* _Page excerpt_:
━━━━
The contracted power power here is 3.3kw, only suitable for a holiday home. The most recently built houses have 5.75kw.Fed up with having to turn things off to boil a kettle, and unable to use my elecric radiators properly,I had the potencia increased to 5.75 kw, which is standard now. 3.3 is no longer allowed.I went about it the right way, boletin , changing to stronger cables etc, and it was expensive,but I know some people just had stronger fuses put in, which is illegal and dangerous.Apparently the new smart meters won't allow people to do this.


----------



## angil (Sep 24, 2012)

Okey dokey you lovely folks of expat forum Spain! I finally got access to my meter, which was indeed behind the 2 locked big black doors (the gardener had the key!).

Switched my appliances off & read the meter:

Today's reading 30/10 - 26016

Endesa reading 16/10 - 25659

That seems like a huge jump? Just me, 2 kids, no pool, no tumble dryer and being ultra careful after 2nd scary huge bill. 

So I ran upstairs switched all of my appliances back on, put the washer on and had another look at the meter. It wasn't moving! Looked at everyone else's meters and they weren't moving either. Digital readings. I am not sure when the reading jumps up, must be a bit like a taxi meter?

My potencia? is 8.05 KW and I have one of those ICP things. Neither of those pieces of info mean a thing to me!

So what do you think? Is a jump of 357 (units?) a lot in 2 weeks?

& what now? I have read some pretty grim reports about Endesa. & the landlords agent is fluctuating between aloof and unpleasant!

Would an electrician be able to confirm if I had a faulty meter / leaking appliances? (is that even possible?!) or if there was someone 'pinching' my leccy?!

Thanks a bunch in advance for any help or advice,


----------



## snikpoh (Nov 19, 2007)

I would suggest that you turn off your power for at least an hour (if possible) at one of the busiest times - perhaps when everyone else is at home cooking.

Take the reading and then see what it is after an hour or so. Obviously, it shouldn't have moved. This is all that an electrician can do without checking all the cabling from the meter.

If you find that the reading has altered, then I would suggest getting an electrician in to 'remove' the extra cables coming from your meter.


I would say that 375 units IS a lot for just two weeks with you being ultra careful. We have a large property with electric everything (2 fridges, 2 freezers, hot water, a/c, electric oven and hob) and our two-monthly bill is around 300-400 euros on a supply of 5.75Kw.


----------



## mrypg9 (Apr 26, 2008)

snikpoh said:


> I would suggest that you turn off your power for at least an hour (if possible) at one of the busiest times - perhaps when everyone else is at home cooking.
> 
> Take the reading and then see what it is after an hour or so. Obviously, it shouldn't have moved. This is all that an electrician can do without checking all the cabling from the meter.
> 
> ...


Same as ours, more or less. We have one big fridge/freezer and don't use a/c but run a pool pump several hours a day.
It's the case that electricity here is expensive. It was even more expensive in the Czech Republic. Poorer people used to burn all kinds of stuff to heat their houses....plastic bottles was a favourite, believe it or not, and the flithiest coal was commonly used. Our village used to experience smog....yes, smog! Most of you younger posters will have no idea what that is but it plagued London right up to the 1960s until a Clean Air Act came into force.


----------



## kalohi (May 6, 2012)
━━━━
* _Given data_:
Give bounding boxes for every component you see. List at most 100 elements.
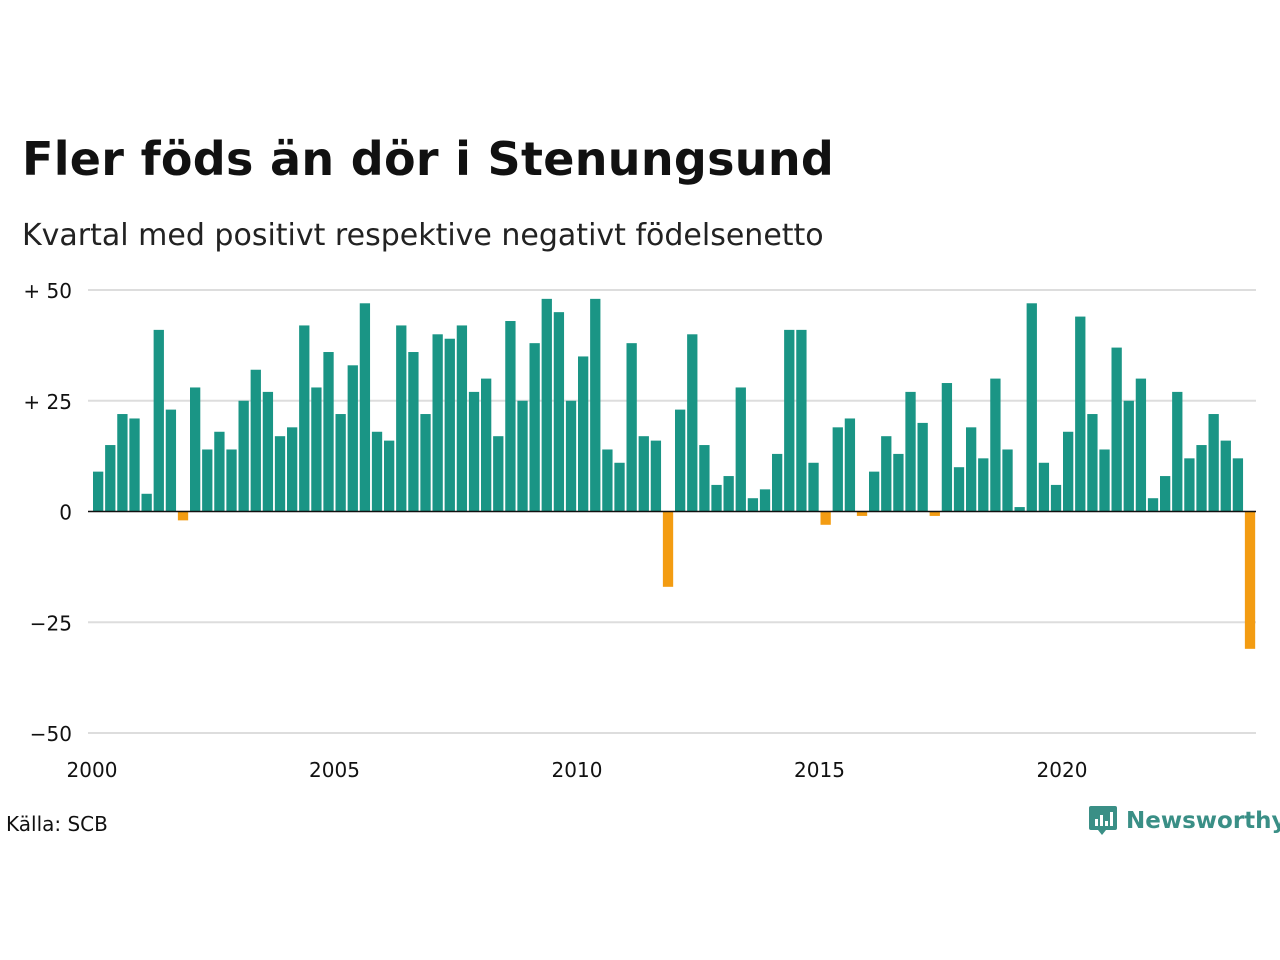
━━━━
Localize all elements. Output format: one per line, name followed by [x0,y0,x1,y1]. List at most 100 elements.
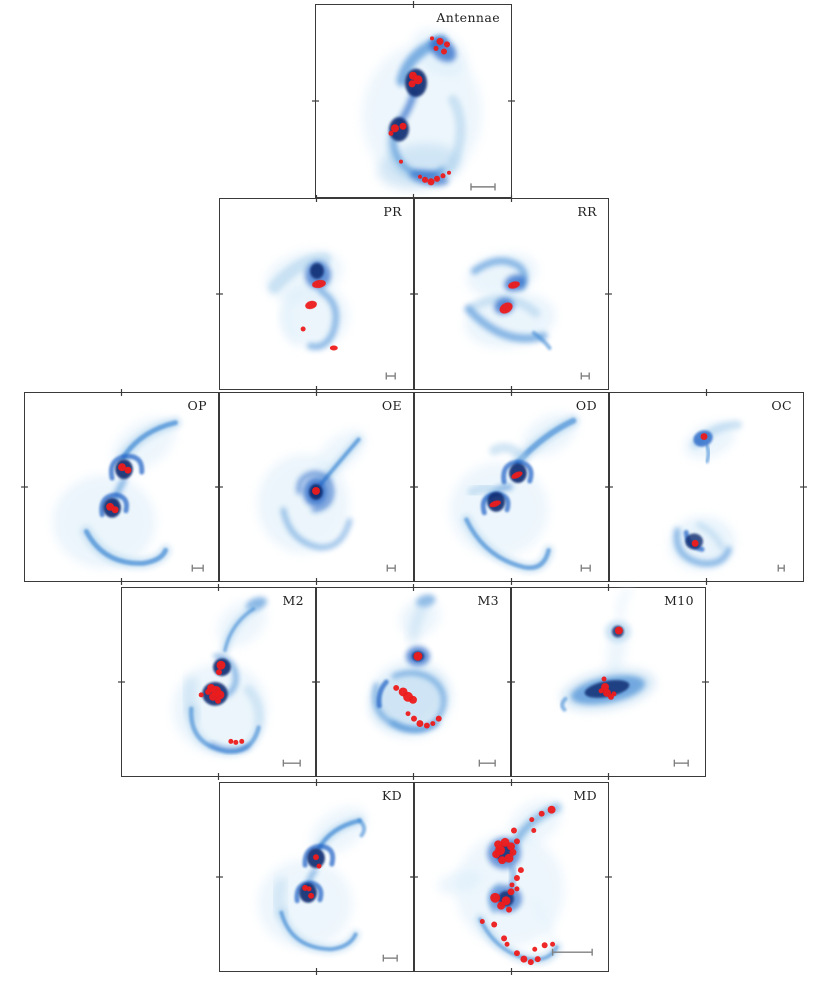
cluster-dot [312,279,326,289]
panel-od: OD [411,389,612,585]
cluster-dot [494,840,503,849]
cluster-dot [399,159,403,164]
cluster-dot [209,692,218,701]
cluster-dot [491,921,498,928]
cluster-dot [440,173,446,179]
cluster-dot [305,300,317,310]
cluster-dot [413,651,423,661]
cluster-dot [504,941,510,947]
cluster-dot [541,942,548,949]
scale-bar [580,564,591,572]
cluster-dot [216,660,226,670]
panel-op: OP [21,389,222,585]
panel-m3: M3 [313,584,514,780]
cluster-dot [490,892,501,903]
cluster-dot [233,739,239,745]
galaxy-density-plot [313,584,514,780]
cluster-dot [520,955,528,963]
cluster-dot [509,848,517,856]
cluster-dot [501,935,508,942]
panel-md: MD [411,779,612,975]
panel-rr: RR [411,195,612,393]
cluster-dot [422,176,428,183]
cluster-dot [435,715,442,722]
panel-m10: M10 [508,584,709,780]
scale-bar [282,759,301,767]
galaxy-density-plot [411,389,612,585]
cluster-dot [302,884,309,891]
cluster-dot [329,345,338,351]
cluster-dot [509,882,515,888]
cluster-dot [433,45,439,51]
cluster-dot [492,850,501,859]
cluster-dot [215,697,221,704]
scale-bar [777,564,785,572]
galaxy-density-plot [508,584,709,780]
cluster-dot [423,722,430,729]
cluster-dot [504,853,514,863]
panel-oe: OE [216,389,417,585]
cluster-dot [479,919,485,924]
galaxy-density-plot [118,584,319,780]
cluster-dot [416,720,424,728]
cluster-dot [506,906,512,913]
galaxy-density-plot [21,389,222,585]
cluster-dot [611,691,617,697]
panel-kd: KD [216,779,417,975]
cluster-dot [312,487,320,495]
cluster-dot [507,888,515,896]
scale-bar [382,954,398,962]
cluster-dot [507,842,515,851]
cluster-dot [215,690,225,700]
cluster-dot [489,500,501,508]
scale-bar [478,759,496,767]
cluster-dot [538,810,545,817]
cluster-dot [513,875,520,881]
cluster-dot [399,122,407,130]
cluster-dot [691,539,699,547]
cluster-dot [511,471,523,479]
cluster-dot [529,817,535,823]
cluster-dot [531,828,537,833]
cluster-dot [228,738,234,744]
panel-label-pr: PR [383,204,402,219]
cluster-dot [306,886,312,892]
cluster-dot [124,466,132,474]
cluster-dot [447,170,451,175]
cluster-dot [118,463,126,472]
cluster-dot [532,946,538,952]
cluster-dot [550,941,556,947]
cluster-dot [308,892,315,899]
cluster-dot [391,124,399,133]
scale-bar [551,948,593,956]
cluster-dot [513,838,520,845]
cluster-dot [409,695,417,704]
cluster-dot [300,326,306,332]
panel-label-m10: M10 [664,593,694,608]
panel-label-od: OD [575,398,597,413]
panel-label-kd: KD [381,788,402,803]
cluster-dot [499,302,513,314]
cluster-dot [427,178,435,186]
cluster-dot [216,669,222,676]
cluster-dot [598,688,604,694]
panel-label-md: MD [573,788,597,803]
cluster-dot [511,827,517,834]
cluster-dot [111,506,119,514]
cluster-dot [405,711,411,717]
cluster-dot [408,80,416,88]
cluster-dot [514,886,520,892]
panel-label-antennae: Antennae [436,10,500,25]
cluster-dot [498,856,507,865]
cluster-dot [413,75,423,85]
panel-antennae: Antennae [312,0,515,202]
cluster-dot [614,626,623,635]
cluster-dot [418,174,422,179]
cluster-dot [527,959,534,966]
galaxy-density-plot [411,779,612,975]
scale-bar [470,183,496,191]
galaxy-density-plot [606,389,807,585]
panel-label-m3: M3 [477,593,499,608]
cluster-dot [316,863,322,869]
━━━━
* _Work to complete_:
1. In the forum thread on electricity bills in Spain, rewrite the passage starting with "## angil (Sep" and going on through "had the key!).", putting "neighbor" wherever "gardener" appears.
2. Write the next part of the forum thread on electricity bills in Spain, picking up after its final line.

* _Per-task outputs_:
1.
## angil (Sep 24, 2012)

Okey dokey you lovely folks of expat forum Spain! I finally got access to my meter, which was indeed behind the 2 locked big black doors (the neighbor had the key!).

2.
My electric bill (from Endesa by the way) just came in the mail today and I have it here in my hand. It's for our consumption between 27 Aug and 24 Oct. We used 626 kWh and the bill came to 133€. We have 4.4kW contracted. For a few weeks at the beginning of the billing period we probably used the A/C (just one unit) for a couple of hours a day. Otherwise we used no major electrical appliances except for the fridge and the washing machine (which I use 5-6 times a week with cold water). No electric water heater, hob, pool, clothes dryer, oven, hair dryer...none of that. Just the TV, router and laptops, and lights. 

So is 374 units a lot for 2 weeks? It would be for me. But all you'd have to do is run one A/C unit, or use your oven for a few hours every day and I think you would reach that consmption. 

I agree that you should turn _everything_ off (flip the circuit breaker) and sit and watch the meters for as long as it takes until some of them move. Yours shouldn't move at all.


----------



## whitenoiz (Sep 18, 2012)

Just ran a check on my last 2 monthly bill which includes a couple of weeks during which the aircon was in use... Your daily consumption is approx 25 units per 24 hour period. Mine checks out at 19.6. 
Chances are you will have to sit in front of your meter for quite a long time to see it notch up a single unit increase... 25 units per 24 hours is only one unit per hour (approx)!
As I said before, aircon is the electrical equivalent of a 'gas guzzzler, seconded by an electric water heater if its on all the time... Aircon works out at 3 units per hour during its active cooling cycle and around 1 unit per hour when idling, an immersion heater approx 1.5 units per hour when its actively heating the water. An electric oven although used only intermittently when combined with a gas hob, is also heavy on power... typically 2 units per hour when actively heating the oven. 
Given good power management arrangements for the remaining electrical items in the apartment, these are the only three major areas where savings can be made.


----------



## whitenoiz (Sep 18, 2012)

Just to add to my previous post, I have just checked my current meter reading and done the maths... 
The reading taken on the 6th. Sept was 44980, today its 45706; that's 726 units in 54 days or 13.4 units per day. This compared with the 19.6 daily rate of the previous 60 day accounting period is a dramatic decrease in the use of electricity. 
The only change I have made is that during this accounting period the aircon has not been used at all... kinda bears out what I was saying about the electrical equivalent of 'gas guzzling.' I might just think about adding a time switch for the water heater too.
Of course the other real killer is IVA or VAT... at 21% it adds quite a chunk of the bill...


----------



## kalohi (May 6, 2012)

Endesa came around one or two years ago and installed new meters in all the dwellings in our town and the surrounding towns. The new meters have a flashing red light that indicates that electricity is being consumed. The faster it flashes the more electricity that is being consumed. You wouldn't by chance have a meter like that, would you? Then it would be easy to see if you're using electricity.


----------



## angil (Sep 24, 2012)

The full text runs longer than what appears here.